Can you render every line of the listing below as a numbered list, omitting any blank lines?

─── Available data ───

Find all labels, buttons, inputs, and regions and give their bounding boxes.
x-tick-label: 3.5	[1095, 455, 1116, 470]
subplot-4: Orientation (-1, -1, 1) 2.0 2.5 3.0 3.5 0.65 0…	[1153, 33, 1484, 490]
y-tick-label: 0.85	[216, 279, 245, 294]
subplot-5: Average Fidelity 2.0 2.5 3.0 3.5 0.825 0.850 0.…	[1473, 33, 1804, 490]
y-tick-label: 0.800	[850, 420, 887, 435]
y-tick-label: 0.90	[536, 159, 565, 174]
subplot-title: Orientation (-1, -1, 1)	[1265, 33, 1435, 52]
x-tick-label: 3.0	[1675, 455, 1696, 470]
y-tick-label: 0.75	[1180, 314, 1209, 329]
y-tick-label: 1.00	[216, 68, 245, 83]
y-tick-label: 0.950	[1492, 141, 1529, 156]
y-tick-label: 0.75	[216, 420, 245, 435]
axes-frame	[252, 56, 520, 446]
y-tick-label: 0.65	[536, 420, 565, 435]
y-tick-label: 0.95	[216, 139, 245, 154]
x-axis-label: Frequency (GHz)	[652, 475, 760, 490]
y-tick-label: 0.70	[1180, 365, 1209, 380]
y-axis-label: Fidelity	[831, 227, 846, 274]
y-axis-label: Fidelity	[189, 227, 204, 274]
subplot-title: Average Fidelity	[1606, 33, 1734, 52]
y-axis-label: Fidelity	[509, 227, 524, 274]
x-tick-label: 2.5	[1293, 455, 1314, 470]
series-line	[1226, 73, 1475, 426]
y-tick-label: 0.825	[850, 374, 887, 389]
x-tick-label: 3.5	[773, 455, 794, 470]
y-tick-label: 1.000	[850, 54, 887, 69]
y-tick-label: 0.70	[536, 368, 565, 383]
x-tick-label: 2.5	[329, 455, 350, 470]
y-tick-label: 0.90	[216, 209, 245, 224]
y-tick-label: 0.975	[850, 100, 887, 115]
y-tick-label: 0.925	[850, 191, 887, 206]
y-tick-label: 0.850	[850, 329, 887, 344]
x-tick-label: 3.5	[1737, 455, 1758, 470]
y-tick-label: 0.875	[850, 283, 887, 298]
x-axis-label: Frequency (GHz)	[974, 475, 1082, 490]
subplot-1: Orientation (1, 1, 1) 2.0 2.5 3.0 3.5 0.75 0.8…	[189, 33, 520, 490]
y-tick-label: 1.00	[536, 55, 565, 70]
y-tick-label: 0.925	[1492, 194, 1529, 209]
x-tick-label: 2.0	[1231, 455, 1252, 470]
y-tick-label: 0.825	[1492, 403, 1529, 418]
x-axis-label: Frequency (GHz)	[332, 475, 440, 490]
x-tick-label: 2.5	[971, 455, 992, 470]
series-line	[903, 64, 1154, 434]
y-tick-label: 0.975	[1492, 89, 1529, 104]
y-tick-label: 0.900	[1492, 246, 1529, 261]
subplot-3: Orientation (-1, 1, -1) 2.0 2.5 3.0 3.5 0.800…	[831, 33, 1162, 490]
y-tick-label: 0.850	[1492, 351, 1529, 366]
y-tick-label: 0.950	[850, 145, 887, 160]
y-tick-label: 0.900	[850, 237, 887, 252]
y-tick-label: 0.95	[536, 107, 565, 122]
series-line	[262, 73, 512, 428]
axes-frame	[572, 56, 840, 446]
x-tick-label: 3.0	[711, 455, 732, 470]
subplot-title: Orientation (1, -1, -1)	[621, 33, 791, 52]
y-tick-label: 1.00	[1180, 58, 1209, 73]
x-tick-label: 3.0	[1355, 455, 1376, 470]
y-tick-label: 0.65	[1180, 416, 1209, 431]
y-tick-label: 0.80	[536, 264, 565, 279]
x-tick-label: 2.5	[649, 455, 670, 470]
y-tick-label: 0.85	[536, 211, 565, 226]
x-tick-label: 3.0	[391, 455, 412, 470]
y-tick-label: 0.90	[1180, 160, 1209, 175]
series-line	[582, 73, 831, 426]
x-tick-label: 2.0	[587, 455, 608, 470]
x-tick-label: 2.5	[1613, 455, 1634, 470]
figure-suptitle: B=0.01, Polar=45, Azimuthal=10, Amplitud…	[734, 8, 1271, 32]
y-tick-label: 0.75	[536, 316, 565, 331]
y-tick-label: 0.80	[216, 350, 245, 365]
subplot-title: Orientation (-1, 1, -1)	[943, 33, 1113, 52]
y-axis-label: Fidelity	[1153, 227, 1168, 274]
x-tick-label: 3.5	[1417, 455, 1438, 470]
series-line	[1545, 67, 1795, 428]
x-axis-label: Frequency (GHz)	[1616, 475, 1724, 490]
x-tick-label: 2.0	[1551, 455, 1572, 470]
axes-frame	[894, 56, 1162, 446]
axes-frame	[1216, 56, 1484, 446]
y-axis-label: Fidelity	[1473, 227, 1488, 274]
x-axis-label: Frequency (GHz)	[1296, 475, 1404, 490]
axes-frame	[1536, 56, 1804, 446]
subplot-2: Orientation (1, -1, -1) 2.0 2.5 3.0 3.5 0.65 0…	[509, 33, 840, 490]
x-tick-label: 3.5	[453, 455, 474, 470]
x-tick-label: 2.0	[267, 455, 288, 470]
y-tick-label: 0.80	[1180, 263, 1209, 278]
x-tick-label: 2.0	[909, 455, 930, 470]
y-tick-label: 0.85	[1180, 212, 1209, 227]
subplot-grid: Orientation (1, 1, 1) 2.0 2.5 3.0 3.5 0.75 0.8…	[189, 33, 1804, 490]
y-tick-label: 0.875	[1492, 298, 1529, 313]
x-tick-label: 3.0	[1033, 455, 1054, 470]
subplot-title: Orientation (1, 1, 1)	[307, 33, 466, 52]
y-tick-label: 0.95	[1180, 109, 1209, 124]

───

- Solution to this task
1. Find all labels, buttons, inputs, and regions and give their bounding boxes.
2. x-tick-label: 3.5	[1095, 455, 1116, 470]
3. subplot-4: Orientation (-1, -1, 1) 2.0 2.5 3.0 3.5 0.65 0…	[1153, 33, 1484, 490]
4. y-tick-label: 0.85	[216, 279, 245, 294]
5. subplot-5: Average Fidelity 2.0 2.5 3.0 3.5 0.825 0.850 0.…	[1473, 33, 1804, 490]
6. y-tick-label: 0.800	[850, 420, 887, 435]
7. y-tick-label: 0.90	[536, 159, 565, 174]
8. subplot-title: Orientation (-1, -1, 1)	[1265, 33, 1435, 52]
9. x-tick-label: 3.0	[1675, 455, 1696, 470]
10. y-tick-label: 0.75	[1180, 314, 1209, 329]
11. y-tick-label: 1.00	[216, 68, 245, 83]
12. y-tick-label: 0.950	[1492, 141, 1529, 156]
13. y-tick-label: 0.75	[216, 420, 245, 435]
14. axes-frame	[252, 56, 520, 446]
15. y-tick-label: 0.65	[536, 420, 565, 435]
16. y-tick-label: 0.95	[216, 139, 245, 154]
17. x-axis-label: Frequency (GHz)	[652, 475, 760, 490]
18. y-tick-label: 0.70	[1180, 365, 1209, 380]
19. y-axis-label: Fidelity	[831, 227, 846, 274]
20. y-axis-label: Fidelity	[189, 227, 204, 274]
21. subplot-title: Average Fidelity	[1606, 33, 1734, 52]
22. y-axis-label: Fidelity	[509, 227, 524, 274]
23. x-tick-label: 2.5	[1293, 455, 1314, 470]
24. series-line	[1226, 73, 1475, 426]
25. y-tick-label: 0.825	[850, 374, 887, 389]
26. x-tick-label: 3.5	[773, 455, 794, 470]
27. y-tick-label: 1.000	[850, 54, 887, 69]
28. y-tick-label: 0.70	[536, 368, 565, 383]
29. x-tick-label: 2.5	[329, 455, 350, 470]
30. y-tick-label: 0.90	[216, 209, 245, 224]
31. y-tick-label: 0.975	[850, 100, 887, 115]
32. y-tick-label: 0.925	[850, 191, 887, 206]
33. y-tick-label: 0.850	[850, 329, 887, 344]
34. x-tick-label: 3.5	[1737, 455, 1758, 470]
35. y-tick-label: 0.875	[850, 283, 887, 298]
36. x-axis-label: Frequency (GHz)	[974, 475, 1082, 490]
37. subplot-1: Orientation (1, 1, 1) 2.0 2.5 3.0 3.5 0.75 0.8…	[189, 33, 520, 490]
38. y-tick-label: 1.00	[536, 55, 565, 70]
39. y-tick-label: 0.925	[1492, 194, 1529, 209]
40. x-tick-label: 2.0	[1231, 455, 1252, 470]
41. y-tick-label: 0.825	[1492, 403, 1529, 418]
42. x-axis-label: Frequency (GHz)	[332, 475, 440, 490]
43. x-tick-label: 2.5	[971, 455, 992, 470]
44. series-line	[903, 64, 1154, 434]
45. y-tick-label: 0.975	[1492, 89, 1529, 104]
46. y-tick-label: 0.900	[1492, 246, 1529, 261]
47. subplot-3: Orientation (-1, 1, -1) 2.0 2.5 3.0 3.5 0.800…	[831, 33, 1162, 490]
48. y-tick-label: 0.850	[1492, 351, 1529, 366]
49. y-tick-label: 0.950	[850, 145, 887, 160]
50. y-tick-label: 0.900	[850, 237, 887, 252]
51. y-tick-label: 0.95	[536, 107, 565, 122]
52. series-line	[262, 73, 512, 428]
53. axes-frame	[572, 56, 840, 446]
54. x-tick-label: 3.0	[711, 455, 732, 470]
55. subplot-title: Orientation (1, -1, -1)	[621, 33, 791, 52]
56. y-tick-label: 1.00	[1180, 58, 1209, 73]
57. x-tick-label: 3.0	[1355, 455, 1376, 470]
58. y-tick-label: 0.65	[1180, 416, 1209, 431]
59. y-tick-label: 0.80	[536, 264, 565, 279]
60. x-tick-label: 2.5	[649, 455, 670, 470]
61. y-tick-label: 0.85	[536, 211, 565, 226]
62. x-tick-label: 3.0	[391, 455, 412, 470]
63. y-tick-label: 0.90	[1180, 160, 1209, 175]
64. series-line	[582, 73, 831, 426]
65. x-tick-label: 2.0	[587, 455, 608, 470]
66. x-tick-label: 2.5	[1613, 455, 1634, 470]
67. figure-suptitle: B=0.01, Polar=45, Azimuthal=10, Amplitud…	[734, 8, 1271, 32]
68. y-tick-label: 0.75	[536, 316, 565, 331]
69. y-tick-label: 0.80	[216, 350, 245, 365]
70. subplot-title: Orientation (-1, 1, -1)	[943, 33, 1113, 52]
71. y-axis-label: Fidelity	[1153, 227, 1168, 274]
72. x-tick-label: 3.5	[1417, 455, 1438, 470]
73. series-line	[1545, 67, 1795, 428]
74. x-axis-label: Frequency (GHz)	[1616, 475, 1724, 490]
75. x-tick-label: 2.0	[1551, 455, 1572, 470]
76. axes-frame	[894, 56, 1162, 446]
77. axes-frame	[1216, 56, 1484, 446]
78. y-axis-label: Fidelity	[1473, 227, 1488, 274]
79. x-axis-label: Frequency (GHz)	[1296, 475, 1404, 490]
80. axes-frame	[1536, 56, 1804, 446]
81. subplot-2: Orientation (1, -1, -1) 2.0 2.5 3.0 3.5 0.65 0…	[509, 33, 840, 490]
82. x-tick-label: 3.5	[453, 455, 474, 470]
83. x-tick-label: 2.0	[267, 455, 288, 470]
84. y-tick-label: 0.80	[1180, 263, 1209, 278]
85. x-tick-label: 2.0	[909, 455, 930, 470]
86. y-tick-label: 0.85	[1180, 212, 1209, 227]
87. subplot-grid: Orientation (1, 1, 1) 2.0 2.5 3.0 3.5 0.75 0.8…	[189, 33, 1804, 490]
88. y-tick-label: 0.875	[1492, 298, 1529, 313]
89. x-tick-label: 3.0	[1033, 455, 1054, 470]
90. subplot-title: Orientation (1, 1, 1)	[307, 33, 466, 52]
91. y-tick-label: 0.95	[1180, 109, 1209, 124]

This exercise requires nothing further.